━━━━━ Datos disponibles
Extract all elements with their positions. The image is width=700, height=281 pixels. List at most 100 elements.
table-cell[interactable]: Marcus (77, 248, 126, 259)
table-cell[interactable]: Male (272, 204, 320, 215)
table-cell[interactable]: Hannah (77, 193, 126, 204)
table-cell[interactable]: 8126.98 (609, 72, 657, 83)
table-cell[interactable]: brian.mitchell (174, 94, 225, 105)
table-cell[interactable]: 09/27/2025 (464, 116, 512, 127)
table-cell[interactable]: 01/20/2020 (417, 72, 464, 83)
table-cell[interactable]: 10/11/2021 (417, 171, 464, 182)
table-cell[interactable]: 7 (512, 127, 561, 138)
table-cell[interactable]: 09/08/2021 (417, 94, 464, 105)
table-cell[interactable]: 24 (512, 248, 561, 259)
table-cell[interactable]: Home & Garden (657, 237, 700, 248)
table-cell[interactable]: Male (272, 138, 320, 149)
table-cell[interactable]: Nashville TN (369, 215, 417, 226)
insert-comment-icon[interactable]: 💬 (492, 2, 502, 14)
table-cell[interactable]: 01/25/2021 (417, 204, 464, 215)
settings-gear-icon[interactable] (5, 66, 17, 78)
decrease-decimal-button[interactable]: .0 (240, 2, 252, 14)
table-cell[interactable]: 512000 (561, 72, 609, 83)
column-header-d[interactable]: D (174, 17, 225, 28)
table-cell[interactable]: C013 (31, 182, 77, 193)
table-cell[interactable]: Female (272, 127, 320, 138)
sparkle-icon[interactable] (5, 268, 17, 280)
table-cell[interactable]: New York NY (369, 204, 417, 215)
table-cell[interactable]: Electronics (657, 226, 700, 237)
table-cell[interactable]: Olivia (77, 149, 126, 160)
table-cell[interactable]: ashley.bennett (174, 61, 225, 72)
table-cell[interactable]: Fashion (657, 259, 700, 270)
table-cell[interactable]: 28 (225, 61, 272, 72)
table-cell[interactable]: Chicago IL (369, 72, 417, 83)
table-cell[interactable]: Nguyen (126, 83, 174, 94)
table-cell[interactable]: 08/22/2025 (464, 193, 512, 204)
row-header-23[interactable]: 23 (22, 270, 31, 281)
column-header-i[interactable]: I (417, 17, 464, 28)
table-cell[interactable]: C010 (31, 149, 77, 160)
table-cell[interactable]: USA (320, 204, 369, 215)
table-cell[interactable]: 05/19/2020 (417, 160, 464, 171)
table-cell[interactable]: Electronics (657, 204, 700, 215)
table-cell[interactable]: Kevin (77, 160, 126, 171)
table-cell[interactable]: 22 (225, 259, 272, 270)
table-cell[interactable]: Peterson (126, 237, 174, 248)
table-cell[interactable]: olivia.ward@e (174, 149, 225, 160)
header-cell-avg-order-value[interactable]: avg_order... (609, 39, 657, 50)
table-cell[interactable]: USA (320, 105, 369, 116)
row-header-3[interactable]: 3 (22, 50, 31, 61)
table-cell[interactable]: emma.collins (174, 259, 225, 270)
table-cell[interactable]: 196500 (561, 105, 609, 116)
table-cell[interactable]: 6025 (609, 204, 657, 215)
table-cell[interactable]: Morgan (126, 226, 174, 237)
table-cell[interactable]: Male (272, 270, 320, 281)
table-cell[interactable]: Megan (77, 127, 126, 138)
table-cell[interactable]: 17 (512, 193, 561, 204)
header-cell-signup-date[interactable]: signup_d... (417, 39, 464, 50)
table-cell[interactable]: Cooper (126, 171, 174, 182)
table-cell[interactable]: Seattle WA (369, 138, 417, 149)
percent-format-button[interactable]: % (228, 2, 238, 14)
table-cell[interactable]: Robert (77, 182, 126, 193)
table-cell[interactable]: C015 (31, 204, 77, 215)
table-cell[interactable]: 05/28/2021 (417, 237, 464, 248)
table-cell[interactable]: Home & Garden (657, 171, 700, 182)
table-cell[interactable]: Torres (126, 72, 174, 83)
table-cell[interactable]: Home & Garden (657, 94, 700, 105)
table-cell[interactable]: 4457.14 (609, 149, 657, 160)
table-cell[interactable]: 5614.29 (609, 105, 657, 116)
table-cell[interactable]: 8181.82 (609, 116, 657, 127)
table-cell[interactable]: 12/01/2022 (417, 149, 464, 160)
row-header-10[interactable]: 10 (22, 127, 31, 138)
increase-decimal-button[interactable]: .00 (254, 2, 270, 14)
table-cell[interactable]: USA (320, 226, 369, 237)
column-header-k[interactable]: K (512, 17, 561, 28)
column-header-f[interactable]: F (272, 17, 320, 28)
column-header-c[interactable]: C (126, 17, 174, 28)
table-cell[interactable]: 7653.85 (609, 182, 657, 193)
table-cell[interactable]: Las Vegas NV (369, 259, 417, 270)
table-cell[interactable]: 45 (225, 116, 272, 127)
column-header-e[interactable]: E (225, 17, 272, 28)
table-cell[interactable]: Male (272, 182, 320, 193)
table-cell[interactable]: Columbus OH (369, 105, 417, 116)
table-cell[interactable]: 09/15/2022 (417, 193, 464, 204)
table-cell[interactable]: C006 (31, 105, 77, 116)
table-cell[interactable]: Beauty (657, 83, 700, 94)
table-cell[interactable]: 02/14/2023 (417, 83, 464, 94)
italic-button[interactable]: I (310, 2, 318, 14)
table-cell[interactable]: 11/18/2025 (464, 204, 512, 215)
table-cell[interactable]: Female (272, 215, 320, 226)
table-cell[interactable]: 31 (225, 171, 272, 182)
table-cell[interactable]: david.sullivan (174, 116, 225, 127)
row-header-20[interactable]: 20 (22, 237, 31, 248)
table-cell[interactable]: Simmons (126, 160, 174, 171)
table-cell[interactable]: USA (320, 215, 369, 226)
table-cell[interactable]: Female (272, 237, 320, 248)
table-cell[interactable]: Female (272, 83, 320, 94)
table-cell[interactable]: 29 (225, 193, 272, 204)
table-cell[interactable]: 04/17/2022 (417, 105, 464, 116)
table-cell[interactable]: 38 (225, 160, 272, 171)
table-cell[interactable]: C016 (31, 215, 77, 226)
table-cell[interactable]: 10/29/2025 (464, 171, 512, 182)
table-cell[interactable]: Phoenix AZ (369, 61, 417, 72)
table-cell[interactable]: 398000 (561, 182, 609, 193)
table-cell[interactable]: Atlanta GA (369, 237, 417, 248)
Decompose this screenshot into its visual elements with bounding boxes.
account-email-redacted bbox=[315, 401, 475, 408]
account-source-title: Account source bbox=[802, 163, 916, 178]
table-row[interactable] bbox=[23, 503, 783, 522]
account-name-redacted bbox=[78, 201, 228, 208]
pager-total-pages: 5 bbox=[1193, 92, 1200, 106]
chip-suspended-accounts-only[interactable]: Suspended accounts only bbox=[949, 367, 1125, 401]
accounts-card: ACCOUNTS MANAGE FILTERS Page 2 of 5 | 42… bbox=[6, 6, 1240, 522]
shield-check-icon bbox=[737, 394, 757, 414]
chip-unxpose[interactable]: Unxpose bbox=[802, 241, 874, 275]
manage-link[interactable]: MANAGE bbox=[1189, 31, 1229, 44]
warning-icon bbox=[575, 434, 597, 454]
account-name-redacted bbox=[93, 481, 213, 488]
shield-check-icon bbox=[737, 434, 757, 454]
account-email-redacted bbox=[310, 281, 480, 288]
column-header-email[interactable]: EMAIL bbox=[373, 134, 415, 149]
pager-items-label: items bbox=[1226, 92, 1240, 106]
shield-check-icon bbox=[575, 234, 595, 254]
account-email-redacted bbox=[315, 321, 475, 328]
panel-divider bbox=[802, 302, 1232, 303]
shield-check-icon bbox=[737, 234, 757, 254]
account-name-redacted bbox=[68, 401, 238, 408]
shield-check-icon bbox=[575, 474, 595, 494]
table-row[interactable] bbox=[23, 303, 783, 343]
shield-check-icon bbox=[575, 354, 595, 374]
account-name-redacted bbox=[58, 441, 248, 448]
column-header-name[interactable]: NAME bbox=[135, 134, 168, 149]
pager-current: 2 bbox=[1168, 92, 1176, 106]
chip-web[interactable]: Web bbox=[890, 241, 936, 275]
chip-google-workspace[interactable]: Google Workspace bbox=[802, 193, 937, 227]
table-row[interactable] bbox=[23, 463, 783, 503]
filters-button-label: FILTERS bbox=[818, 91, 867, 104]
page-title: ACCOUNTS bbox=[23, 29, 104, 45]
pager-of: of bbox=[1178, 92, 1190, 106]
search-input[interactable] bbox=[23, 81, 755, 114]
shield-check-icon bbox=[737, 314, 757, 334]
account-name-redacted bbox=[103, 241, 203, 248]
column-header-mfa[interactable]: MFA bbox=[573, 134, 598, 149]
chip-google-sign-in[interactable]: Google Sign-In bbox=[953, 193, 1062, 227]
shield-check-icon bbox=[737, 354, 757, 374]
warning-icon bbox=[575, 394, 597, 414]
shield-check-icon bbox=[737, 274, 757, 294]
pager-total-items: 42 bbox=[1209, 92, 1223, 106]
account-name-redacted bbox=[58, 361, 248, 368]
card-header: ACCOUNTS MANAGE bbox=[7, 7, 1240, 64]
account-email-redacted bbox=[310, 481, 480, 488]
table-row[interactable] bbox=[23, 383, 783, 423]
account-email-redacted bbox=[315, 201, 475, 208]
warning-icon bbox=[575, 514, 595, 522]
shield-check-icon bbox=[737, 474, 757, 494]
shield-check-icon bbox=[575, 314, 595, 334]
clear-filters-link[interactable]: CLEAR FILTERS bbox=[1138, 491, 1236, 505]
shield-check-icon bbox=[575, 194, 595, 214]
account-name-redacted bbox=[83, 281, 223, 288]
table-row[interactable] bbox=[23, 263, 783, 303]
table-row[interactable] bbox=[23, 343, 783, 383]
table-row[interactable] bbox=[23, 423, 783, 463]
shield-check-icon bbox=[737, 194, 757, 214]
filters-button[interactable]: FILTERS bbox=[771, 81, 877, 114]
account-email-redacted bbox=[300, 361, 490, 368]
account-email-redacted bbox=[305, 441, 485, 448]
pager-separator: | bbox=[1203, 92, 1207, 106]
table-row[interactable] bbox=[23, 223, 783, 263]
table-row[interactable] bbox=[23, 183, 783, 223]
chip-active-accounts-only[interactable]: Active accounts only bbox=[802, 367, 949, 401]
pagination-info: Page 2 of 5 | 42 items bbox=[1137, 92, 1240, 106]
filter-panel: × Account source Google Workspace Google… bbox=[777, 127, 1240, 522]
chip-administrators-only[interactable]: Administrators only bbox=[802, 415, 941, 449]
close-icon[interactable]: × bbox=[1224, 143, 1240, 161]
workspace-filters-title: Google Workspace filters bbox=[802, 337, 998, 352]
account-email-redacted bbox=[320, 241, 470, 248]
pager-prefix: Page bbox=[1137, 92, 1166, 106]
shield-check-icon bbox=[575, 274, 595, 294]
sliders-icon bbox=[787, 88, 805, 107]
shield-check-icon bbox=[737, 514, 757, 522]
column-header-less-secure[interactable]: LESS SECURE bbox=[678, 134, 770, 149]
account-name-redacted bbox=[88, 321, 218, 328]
━━━━━━━━━━
Copia las líneas de los registros que van desde el comienzo hasta la que contiene "table-cell[interactable]: Nashville TN", ambas incluidas, y sustituye "Male" por "Masculino" sin cambiar nada más.

> _Solución_:
Extract all elements with their positions. The image is width=700, height=281 pixels. List at most 100 elements.
table-cell[interactable]: Marcus (77, 248, 126, 259)
table-cell[interactable]: Masculino (272, 204, 320, 215)
table-cell[interactable]: Hannah (77, 193, 126, 204)
table-cell[interactable]: 8126.98 (609, 72, 657, 83)
table-cell[interactable]: brian.mitchell (174, 94, 225, 105)
table-cell[interactable]: 09/27/2025 (464, 116, 512, 127)
table-cell[interactable]: 01/20/2020 (417, 72, 464, 83)
table-cell[interactable]: 10/11/2021 (417, 171, 464, 182)
table-cell[interactable]: 7 (512, 127, 561, 138)
table-cell[interactable]: 09/08/2021 (417, 94, 464, 105)
table-cell[interactable]: 24 (512, 248, 561, 259)
table-cell[interactable]: Home & Garden (657, 237, 700, 248)
table-cell[interactable]: Masculino (272, 138, 320, 149)
table-cell[interactable]: Nashville TN (369, 215, 417, 226)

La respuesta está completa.